*** 本文抜粋
高丘陽平さんは2025年、MLS(メジャーリーグサッカー)バンクーバー・ホワイトキャップスFCで3年目を迎える。
昨季のチームはプレーオフに進出したものの、1回戦で敗退。前シーズンと同じ成績だった。
ただ高丘さん自身は充実した2年目を送ったと振り返る。2025年もホワイトキャップスでプレーすることが決まった高丘さんに話を聞いた。
2024年シーズンを振り返って
‐2024年シーズンで、自身でよくできたところ、課題が残ったところを振り返ってください。
よくできたところで言えば、去年よりはチームのやり方だったり、キーパーコーチが求めてるものが理解できて、パフォーマンスも出せたと思います。今年(2024年)2年目なので慣れてきて、考えなくても自然に出てくるようなシチュエーションがいくつかあったので、そういった意味で変なストレスというのは去年よりもなくなってきました。チーム中でもきちんとリーダーシップを取ってプレーでチームを引っ張れるようにというのは思っていたので、そういう部分は多少ですけども良くなってるのかなと思います。
課題的なところで言うと、課題は職業柄尽きないっていうか。相手がいるスポーツですし、点を防ぐのが最大の目的ですけど、相手はそれを決めようとしてくるわけで、色々なシチュエーションが毎回同じではないので、それを毎回瞬時に対応しないといけないので、そこの難しさはあります。その難しさが逆にゴールキーパーのおもしろさっていうか、そういったところを最善の準備をしながら、試合では想定していたこと以外のことが起こるので、そういうところのリアクションが非常に大事なのかなぁっていうのは、今年1年間やりながら感じてました。
******
*** 利用可能データ
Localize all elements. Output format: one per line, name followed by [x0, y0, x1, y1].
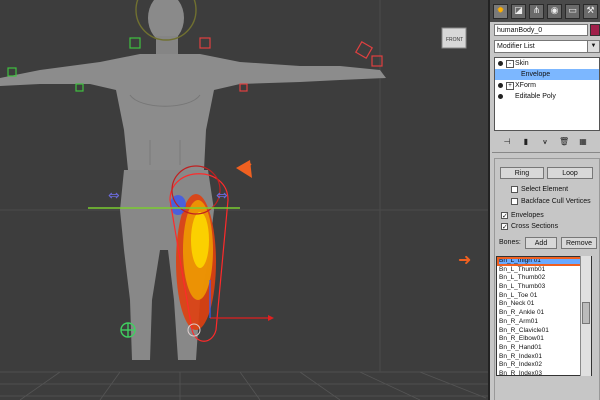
view-cube-label: FRONT [446, 37, 463, 43]
envelope-handle-left-icon[interactable]: ⇔ [108, 188, 120, 204]
modifier-list-label: Modifier List [497, 43, 535, 50]
bone-list-item[interactable]: Bn_R_Arm01 [497, 318, 591, 327]
bone-list-item[interactable]: Bn_R_Ankle 01 [497, 309, 591, 318]
object-color-swatch[interactable] [590, 24, 600, 36]
envelope-handle-right-icon[interactable]: ⇔ [216, 188, 228, 204]
callout-arrow-bone-icon: ➜ [458, 250, 472, 269]
backface-cull-option[interactable]: Backface Cull Vertices [511, 197, 591, 206]
object-name-field[interactable]: humanBody_0 [494, 24, 588, 36]
configure-sets-icon[interactable]: ▦ [578, 137, 588, 147]
backface-cull-label: Backface Cull Vertices [521, 198, 591, 205]
backface-cull-checkbox[interactable] [511, 198, 518, 205]
cross-sections-label: Cross Sections [511, 223, 559, 230]
modify-tab-icon[interactable]: ◪ [511, 3, 526, 19]
select-element-label: Select Element [521, 186, 569, 193]
command-panel-tabs: ✹ ◪ ⋔ ◉ ▭ ⚒ [490, 0, 600, 22]
panel-divider [492, 152, 600, 153]
hierarchy-tab-icon[interactable]: ⋔ [529, 3, 544, 19]
make-unique-icon[interactable]: ⩛ [540, 137, 550, 147]
envelopes-checkbox[interactable]: ✓ [501, 212, 508, 220]
bones-list[interactable]: Bn_L_thigh 01 Bn_L_Thumb01 Bn_L_Thumb02 Bn_… [496, 256, 592, 376]
modifier-stack-item[interactable]: + XForm [495, 80, 599, 91]
bone-list-item[interactable]: Bn_L_Thumb01 [497, 266, 591, 275]
bone-list-item[interactable]: Bn_L_Toe 01 [497, 292, 591, 301]
envelopes-label: Envelopes [511, 212, 544, 219]
cross-sections-option[interactable]: ✓ Cross Sections [501, 222, 558, 231]
modifier-stack-item[interactable]: - Skin [495, 58, 599, 69]
display-tab-icon[interactable]: ▭ [565, 3, 580, 19]
modifier-stack-label: Skin [515, 60, 529, 67]
modifier-stack-item[interactable]: Editable Poly [495, 91, 599, 102]
modifier-stack-label: Editable Poly [515, 93, 556, 100]
bone-list-item[interactable]: Bn_L_Thumb03 [497, 283, 591, 292]
remove-bone-button[interactable]: Remove [561, 237, 597, 249]
lightbulb-icon[interactable] [498, 83, 503, 88]
ring-button[interactable]: Ring [500, 167, 544, 179]
utilities-tab-icon[interactable]: ⚒ [583, 3, 598, 19]
floor-grid [0, 371, 488, 400]
bones-label: Bones: [499, 239, 521, 246]
bone-list-item[interactable]: Bn_L_thigh 01 [497, 257, 591, 266]
bone-list-item[interactable]: Bn_R_Index02 [497, 361, 591, 370]
show-end-result-icon[interactable]: ▮ [521, 137, 531, 147]
expand-toggle-icon[interactable]: + [506, 82, 514, 90]
expand-toggle-icon[interactable]: - [506, 60, 514, 68]
modifier-stack-label: XForm [515, 82, 536, 89]
scrollbar-thumb[interactable] [582, 302, 590, 324]
bone-list-item[interactable]: Bn_R_Clavicle01 [497, 327, 591, 336]
bone-list-item[interactable]: Bn_R_Elbow01 [497, 335, 591, 344]
bones-list-scrollbar[interactable] [580, 256, 591, 376]
chevron-down-icon: ▼ [587, 41, 599, 52]
motion-tab-icon[interactable]: ◉ [547, 3, 562, 19]
remove-modifier-icon[interactable]: 🗑 [559, 137, 569, 147]
bone-list-item[interactable]: Bn_Neck 01 [497, 300, 591, 309]
bone-list-item[interactable]: Bn_R_Hand01 [497, 344, 591, 353]
add-bone-button[interactable]: Add [525, 237, 557, 249]
viewport-canvas: ⇔ ⇔ FRONT [0, 0, 488, 400]
bone-list-item[interactable]: Bn_R_Index01 [497, 353, 591, 362]
pin-stack-icon[interactable]: ⊣ [502, 137, 512, 147]
envelopes-option[interactable]: ✓ Envelopes [501, 211, 544, 220]
lightbulb-icon[interactable] [498, 94, 503, 99]
modifier-list-dropdown[interactable]: Modifier List ▼ [494, 40, 600, 53]
bone-list-item[interactable]: Bn_R_Index03 [497, 370, 591, 375]
select-element-checkbox[interactable] [511, 186, 518, 193]
stack-toolbar: ⊣ ▮ ⩛ 🗑 ▦ [494, 135, 600, 149]
cross-sections-checkbox[interactable]: ✓ [501, 223, 508, 231]
viewport-front[interactable]: ⇔ ⇔ FRONT [0, 0, 488, 400]
create-tab-icon[interactable]: ✹ [493, 3, 508, 19]
bone-list-item[interactable]: Bn_L_Thumb02 [497, 274, 591, 283]
modifier-stack-item[interactable]: Envelope [495, 69, 599, 80]
modifier-stack-label: Envelope [521, 71, 551, 78]
lightbulb-icon[interactable] [498, 61, 503, 66]
modifier-stack[interactable]: - Skin Envelope + XForm Editable Poly [494, 57, 600, 131]
select-element-option[interactable]: Select Element [511, 185, 568, 194]
loop-button[interactable]: Loop [547, 167, 593, 179]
******
◆ **課題と演習**
1: 本文で高丘さんが2024年シーズンに自身でよくできたところとして挙げている点を、すべて書き出せ。
2: 記録から「cross」という語を含む行をすべて探し出し、その各行を書き写せ。

◆ **設問別解答**
1:
・チームのやり方やキーパーコーチが求めているものが理解でき、パフォーマンスも出せた。
・2年目で慣れ、考えなくても自然に出てくるシチュエーションがいくつかあり、変なストレスが去年よりもなくなった。
・リーダーシップを取ってプレーでチームを引っ張る部分が、多少良くなった。

2:
cross-sections-label: Cross Sections [511, 223, 559, 230]
cross-sections-option[interactable]: ✓ Cross Sections [501, 222, 558, 231]
cross-sections-checkbox[interactable]: ✓ [501, 223, 508, 231]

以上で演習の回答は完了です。